PROBLEM:
Below are some entries; can you quote all of them exactly?

ENTRIES PROVIDED:
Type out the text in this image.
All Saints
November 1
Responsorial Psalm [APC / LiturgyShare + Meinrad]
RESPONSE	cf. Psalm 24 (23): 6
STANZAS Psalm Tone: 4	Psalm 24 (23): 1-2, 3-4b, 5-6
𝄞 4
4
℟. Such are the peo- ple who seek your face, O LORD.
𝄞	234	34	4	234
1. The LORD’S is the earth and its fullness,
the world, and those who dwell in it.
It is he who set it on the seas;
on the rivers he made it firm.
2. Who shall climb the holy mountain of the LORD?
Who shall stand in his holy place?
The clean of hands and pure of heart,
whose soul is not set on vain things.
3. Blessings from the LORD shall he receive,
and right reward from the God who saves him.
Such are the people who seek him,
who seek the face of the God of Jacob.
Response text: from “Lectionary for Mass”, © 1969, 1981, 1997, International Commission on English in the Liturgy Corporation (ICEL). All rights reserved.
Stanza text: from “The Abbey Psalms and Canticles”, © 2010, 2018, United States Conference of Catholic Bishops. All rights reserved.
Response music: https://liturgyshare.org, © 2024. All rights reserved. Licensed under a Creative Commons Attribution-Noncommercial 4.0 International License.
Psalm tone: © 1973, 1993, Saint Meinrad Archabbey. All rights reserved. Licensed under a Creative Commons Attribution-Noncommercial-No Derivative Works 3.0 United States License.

TASK RESULT:
Type out the text in this image.
All Saints
November 1
Responsorial Psalm [APC / LiturgyShare + Meinrad]
RESPONSE	cf. Psalm 24 (23): 6
STANZAS Psalm Tone: 4	Psalm 24 (23): 1-2, 3-4b, 5-6
𝄞 4
4
℟. Such are the peo- ple who seek your face, O LORD.
𝄞	234	34	4	234
1. The LORD’S is the earth and its fullness,
the world, and those who dwell in it.
It is he who set it on the seas;
on the rivers he made it firm.
2. Who shall climb the holy mountain of the LORD?
Who shall stand in his holy place?
The clean of hands and pure of heart,
whose soul is not set on vain things.
3. Blessings from the LORD shall he receive,
and right reward from the God who saves him.
Such are the people who seek him,
who seek the face of the God of Jacob.
Response text: from “Lectionary for Mass”, © 1969, 1981, 1997, International Commission on English in the Liturgy Corporation (ICEL). All rights reserved.
Stanza text: from “The Abbey Psalms and Canticles”, © 2010, 2018, United States Conference of Catholic Bishops. All rights reserved.
Response music: https://liturgyshare.org, © 2024. All rights reserved. Licensed under a Creative Commons Attribution-Noncommercial 4.0 International License.
Psalm tone: © 1973, 1993, Saint Meinrad Archabbey. All rights reserved. Licensed under a Creative Commons Attribution-Noncommercial-No Derivative Works 3.0 United States License.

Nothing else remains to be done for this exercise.